Record excerpts:
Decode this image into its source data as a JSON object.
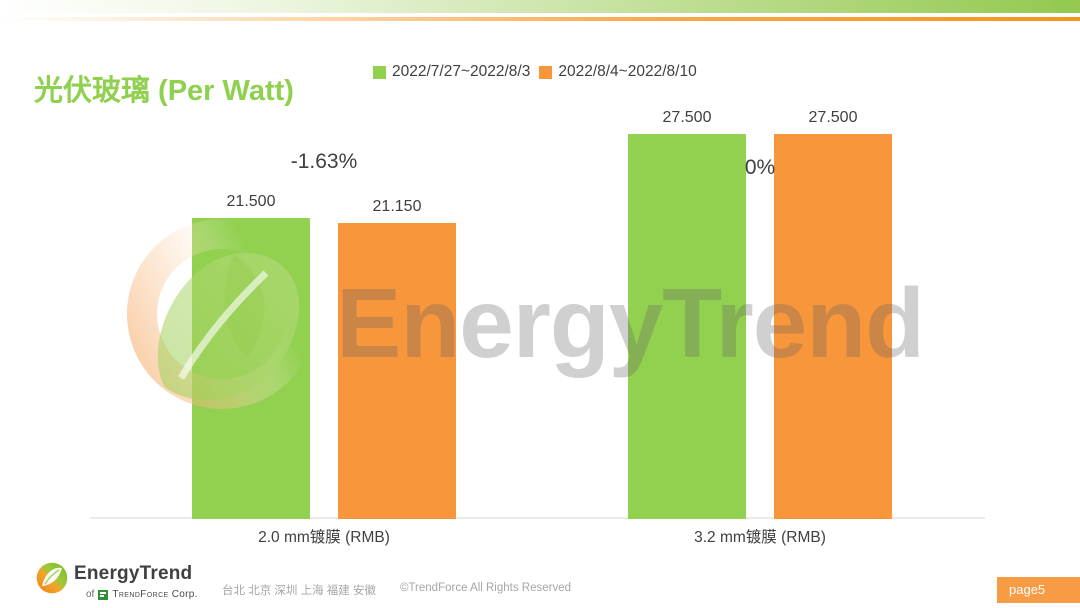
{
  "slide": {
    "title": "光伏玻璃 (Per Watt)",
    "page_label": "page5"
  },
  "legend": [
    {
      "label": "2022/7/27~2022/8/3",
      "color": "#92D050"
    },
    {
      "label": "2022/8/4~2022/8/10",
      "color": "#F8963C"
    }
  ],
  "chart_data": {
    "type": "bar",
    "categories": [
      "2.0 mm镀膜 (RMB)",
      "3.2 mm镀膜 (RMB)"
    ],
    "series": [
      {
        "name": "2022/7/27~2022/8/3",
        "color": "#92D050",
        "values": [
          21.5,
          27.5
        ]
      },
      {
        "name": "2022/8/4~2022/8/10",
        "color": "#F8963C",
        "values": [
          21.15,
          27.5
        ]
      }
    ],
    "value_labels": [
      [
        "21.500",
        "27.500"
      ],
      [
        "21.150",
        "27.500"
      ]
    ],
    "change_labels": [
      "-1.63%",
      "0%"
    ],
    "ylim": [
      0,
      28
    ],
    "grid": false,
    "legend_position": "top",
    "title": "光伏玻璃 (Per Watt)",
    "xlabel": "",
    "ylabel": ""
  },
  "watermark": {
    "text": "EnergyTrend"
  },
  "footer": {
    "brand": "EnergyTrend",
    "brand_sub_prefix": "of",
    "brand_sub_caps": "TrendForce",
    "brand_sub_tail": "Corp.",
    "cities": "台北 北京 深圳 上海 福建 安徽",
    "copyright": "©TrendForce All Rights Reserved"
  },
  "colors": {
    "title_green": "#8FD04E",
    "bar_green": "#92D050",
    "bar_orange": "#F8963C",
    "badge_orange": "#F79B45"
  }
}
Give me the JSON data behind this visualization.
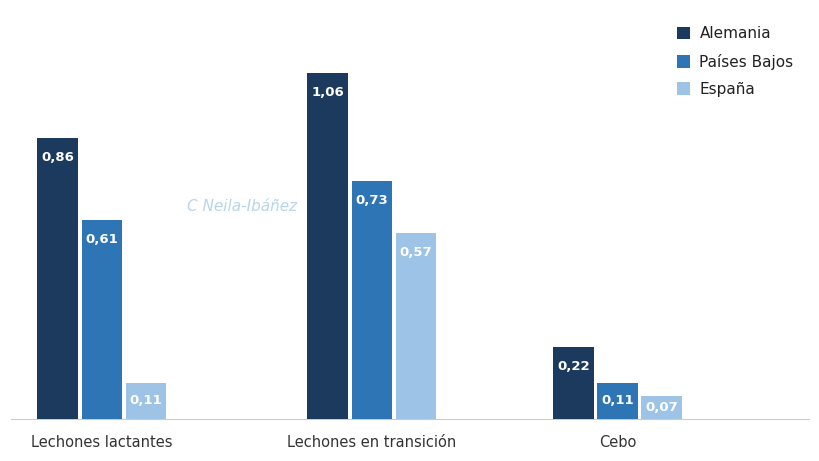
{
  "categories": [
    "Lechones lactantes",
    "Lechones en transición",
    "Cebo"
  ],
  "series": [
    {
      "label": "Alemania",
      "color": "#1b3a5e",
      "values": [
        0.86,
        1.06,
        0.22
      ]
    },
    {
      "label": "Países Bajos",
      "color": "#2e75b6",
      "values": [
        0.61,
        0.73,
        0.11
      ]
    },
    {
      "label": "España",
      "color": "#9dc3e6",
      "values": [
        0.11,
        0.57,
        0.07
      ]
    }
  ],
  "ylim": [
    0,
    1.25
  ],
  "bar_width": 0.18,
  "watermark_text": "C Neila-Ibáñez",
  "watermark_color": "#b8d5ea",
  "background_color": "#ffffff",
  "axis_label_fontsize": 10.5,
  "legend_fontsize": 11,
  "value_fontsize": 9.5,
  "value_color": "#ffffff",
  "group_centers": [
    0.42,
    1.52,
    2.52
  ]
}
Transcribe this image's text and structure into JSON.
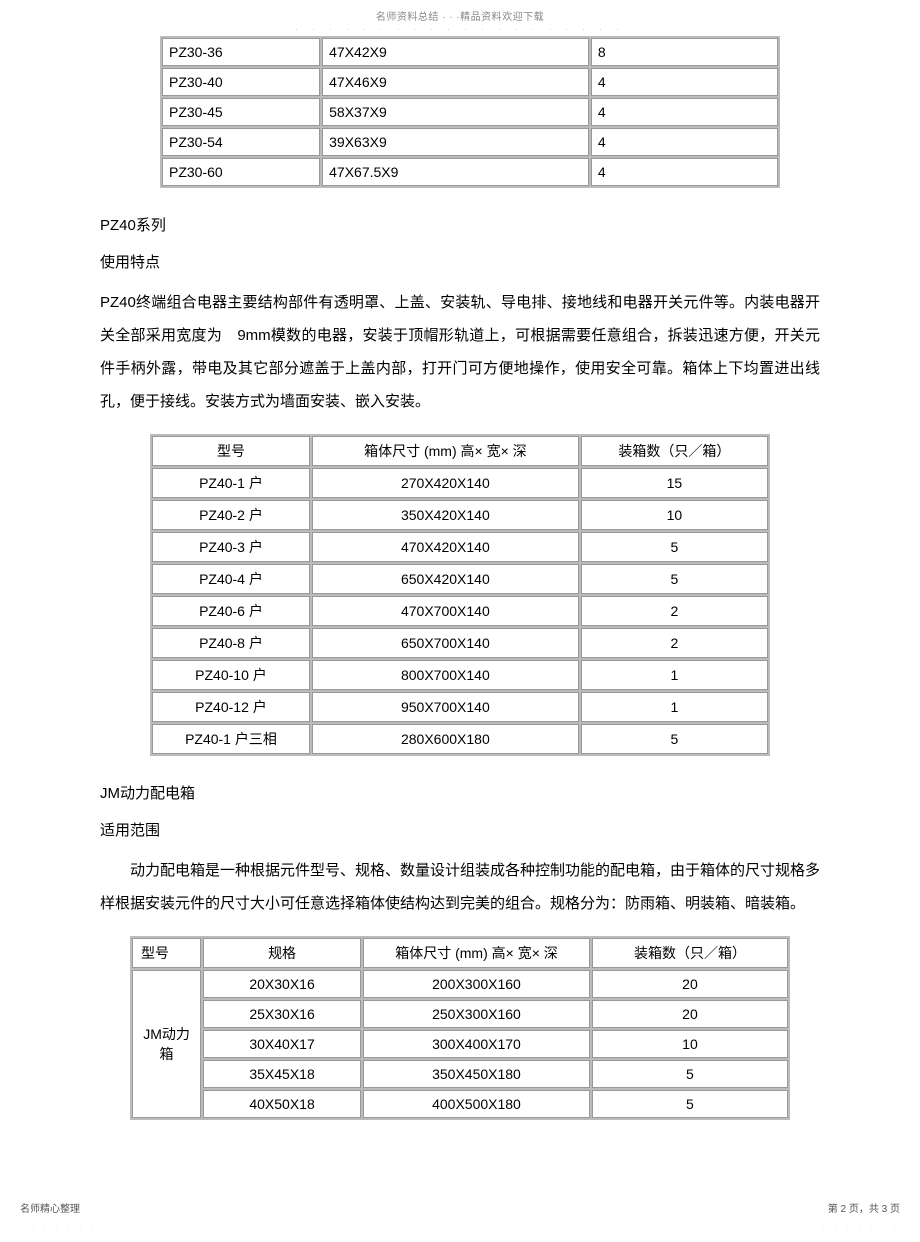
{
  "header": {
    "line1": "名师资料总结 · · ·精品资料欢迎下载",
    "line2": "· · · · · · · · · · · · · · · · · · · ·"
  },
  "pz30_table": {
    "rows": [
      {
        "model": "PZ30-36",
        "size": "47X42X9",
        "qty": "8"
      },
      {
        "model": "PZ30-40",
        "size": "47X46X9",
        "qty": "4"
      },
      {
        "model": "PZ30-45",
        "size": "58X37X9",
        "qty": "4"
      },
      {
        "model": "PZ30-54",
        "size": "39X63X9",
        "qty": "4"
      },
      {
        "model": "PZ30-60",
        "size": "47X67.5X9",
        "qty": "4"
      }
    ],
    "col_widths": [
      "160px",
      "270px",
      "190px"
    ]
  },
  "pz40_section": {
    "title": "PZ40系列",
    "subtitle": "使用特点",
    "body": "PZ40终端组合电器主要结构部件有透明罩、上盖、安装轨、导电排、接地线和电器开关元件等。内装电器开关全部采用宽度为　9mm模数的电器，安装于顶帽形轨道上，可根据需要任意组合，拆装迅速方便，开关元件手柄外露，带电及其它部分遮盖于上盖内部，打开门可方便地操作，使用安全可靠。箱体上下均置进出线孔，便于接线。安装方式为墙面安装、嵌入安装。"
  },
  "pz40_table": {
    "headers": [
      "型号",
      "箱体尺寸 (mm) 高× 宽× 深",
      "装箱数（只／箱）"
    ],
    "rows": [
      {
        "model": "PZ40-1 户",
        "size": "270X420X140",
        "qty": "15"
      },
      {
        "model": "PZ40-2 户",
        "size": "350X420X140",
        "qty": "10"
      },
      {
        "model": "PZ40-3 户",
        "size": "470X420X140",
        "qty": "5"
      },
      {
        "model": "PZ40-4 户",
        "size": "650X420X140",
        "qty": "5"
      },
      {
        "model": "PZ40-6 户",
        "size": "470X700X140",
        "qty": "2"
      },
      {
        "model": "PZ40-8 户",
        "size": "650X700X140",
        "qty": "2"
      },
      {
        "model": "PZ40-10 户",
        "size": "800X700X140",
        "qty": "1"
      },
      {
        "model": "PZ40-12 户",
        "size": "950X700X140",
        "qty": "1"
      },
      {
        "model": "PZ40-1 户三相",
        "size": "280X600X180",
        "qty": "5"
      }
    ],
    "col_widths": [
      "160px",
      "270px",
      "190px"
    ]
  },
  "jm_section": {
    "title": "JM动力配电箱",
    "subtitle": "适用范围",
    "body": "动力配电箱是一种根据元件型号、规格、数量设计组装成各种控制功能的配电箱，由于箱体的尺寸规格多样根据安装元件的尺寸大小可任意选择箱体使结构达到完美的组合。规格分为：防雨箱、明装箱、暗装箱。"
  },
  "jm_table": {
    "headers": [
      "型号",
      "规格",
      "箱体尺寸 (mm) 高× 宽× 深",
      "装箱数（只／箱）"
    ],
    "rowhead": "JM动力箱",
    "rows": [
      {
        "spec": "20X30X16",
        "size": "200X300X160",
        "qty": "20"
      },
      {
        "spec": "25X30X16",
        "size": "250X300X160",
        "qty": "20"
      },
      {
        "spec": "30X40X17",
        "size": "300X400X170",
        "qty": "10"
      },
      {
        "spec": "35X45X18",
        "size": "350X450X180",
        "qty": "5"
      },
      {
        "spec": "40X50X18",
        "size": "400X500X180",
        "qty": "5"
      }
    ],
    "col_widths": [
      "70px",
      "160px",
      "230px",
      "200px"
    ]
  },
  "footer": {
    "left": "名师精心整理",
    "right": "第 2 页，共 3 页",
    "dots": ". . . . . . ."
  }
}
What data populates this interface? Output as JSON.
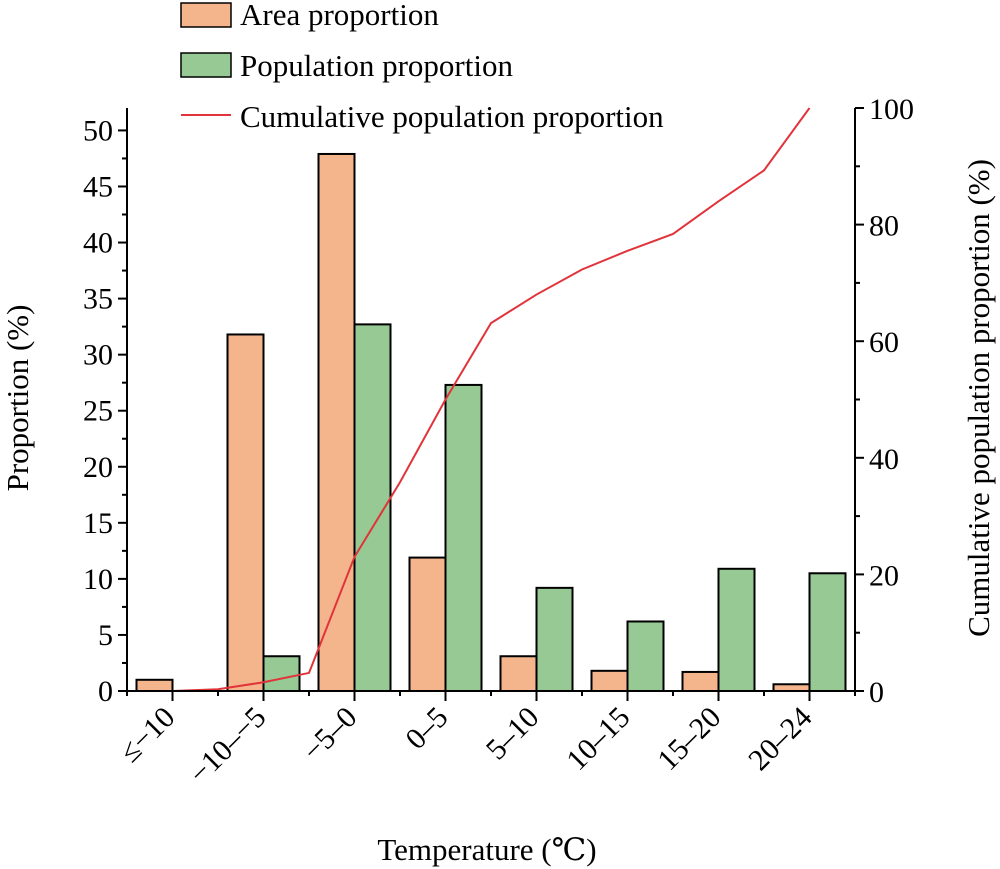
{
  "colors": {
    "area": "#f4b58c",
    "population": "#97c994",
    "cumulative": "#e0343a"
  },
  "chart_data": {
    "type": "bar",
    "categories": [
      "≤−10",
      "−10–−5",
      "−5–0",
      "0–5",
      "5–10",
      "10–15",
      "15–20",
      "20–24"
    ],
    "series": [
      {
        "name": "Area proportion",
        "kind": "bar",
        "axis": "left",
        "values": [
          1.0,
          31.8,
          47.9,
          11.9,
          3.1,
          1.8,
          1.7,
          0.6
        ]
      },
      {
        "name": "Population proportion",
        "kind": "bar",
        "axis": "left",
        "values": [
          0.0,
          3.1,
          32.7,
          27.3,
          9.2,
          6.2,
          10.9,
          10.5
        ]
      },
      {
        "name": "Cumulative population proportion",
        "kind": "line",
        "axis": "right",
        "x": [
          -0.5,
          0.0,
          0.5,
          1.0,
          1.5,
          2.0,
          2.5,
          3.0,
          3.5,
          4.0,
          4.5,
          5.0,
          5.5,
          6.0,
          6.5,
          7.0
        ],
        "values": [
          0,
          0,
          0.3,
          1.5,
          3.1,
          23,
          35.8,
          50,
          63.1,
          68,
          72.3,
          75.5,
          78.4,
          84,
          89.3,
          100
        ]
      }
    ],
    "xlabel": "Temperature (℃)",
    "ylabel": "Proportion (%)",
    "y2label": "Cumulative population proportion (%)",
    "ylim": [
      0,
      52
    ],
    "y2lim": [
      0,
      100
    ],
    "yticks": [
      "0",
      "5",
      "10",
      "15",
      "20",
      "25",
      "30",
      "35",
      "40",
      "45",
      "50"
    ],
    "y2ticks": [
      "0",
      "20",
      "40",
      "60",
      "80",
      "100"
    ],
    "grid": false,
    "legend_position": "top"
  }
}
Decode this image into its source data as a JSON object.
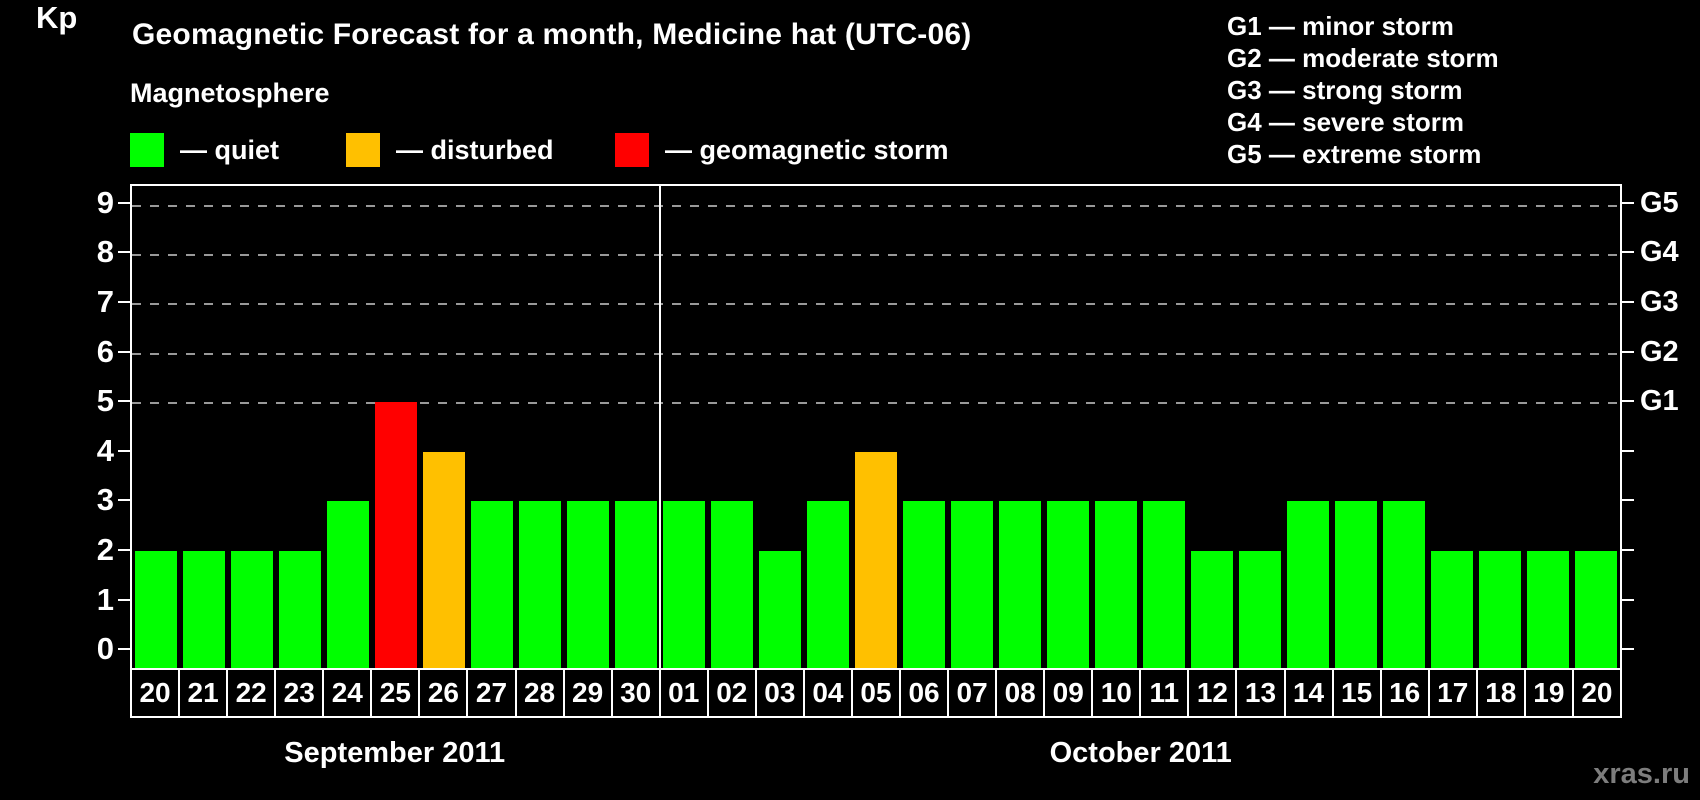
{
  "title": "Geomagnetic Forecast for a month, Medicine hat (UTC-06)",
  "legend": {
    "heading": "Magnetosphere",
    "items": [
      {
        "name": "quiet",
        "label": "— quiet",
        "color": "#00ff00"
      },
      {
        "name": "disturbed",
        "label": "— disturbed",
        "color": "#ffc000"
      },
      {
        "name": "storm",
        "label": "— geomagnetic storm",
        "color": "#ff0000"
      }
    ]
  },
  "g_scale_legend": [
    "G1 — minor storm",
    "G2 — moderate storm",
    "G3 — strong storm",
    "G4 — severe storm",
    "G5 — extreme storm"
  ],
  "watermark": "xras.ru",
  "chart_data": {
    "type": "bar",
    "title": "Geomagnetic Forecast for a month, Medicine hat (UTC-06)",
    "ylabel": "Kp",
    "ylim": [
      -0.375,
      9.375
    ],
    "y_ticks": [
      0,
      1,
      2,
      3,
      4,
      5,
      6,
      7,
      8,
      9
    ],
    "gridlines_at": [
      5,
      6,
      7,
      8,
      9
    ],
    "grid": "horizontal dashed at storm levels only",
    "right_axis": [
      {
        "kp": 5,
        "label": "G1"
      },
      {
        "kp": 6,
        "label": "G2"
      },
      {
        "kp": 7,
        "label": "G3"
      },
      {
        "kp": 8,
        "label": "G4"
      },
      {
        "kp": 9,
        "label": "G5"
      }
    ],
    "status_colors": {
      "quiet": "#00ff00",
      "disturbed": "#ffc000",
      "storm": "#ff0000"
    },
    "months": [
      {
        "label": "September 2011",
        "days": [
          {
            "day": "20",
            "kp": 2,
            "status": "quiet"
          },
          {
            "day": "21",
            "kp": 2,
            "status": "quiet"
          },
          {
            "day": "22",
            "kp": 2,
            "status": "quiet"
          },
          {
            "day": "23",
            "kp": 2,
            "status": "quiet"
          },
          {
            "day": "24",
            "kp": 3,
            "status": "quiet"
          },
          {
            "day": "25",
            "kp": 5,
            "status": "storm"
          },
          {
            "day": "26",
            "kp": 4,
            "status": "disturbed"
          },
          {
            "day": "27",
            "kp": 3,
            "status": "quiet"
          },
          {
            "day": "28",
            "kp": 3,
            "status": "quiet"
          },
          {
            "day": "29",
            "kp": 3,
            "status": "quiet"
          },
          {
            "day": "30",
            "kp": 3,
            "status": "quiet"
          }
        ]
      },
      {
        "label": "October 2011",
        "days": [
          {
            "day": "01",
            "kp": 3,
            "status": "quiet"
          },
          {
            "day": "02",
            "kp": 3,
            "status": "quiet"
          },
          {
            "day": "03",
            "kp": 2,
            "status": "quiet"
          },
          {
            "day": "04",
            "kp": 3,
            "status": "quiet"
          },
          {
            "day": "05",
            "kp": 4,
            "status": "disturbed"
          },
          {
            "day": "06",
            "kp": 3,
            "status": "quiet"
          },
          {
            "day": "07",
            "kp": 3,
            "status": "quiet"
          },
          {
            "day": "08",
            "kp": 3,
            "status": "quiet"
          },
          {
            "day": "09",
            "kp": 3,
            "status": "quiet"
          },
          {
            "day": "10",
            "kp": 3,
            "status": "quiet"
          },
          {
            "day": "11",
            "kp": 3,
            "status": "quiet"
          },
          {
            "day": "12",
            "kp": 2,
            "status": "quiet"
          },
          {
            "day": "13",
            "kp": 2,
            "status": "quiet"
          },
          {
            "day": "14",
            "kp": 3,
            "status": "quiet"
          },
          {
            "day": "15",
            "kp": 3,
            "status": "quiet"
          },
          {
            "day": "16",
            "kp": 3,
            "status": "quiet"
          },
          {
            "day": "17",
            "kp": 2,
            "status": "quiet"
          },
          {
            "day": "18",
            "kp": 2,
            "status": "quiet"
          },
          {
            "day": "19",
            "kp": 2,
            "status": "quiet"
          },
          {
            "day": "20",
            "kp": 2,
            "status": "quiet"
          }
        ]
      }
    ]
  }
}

What is needed: Determine how many lines in the listing above hold the string "disturbed", then write only the number.

Result of this task: 5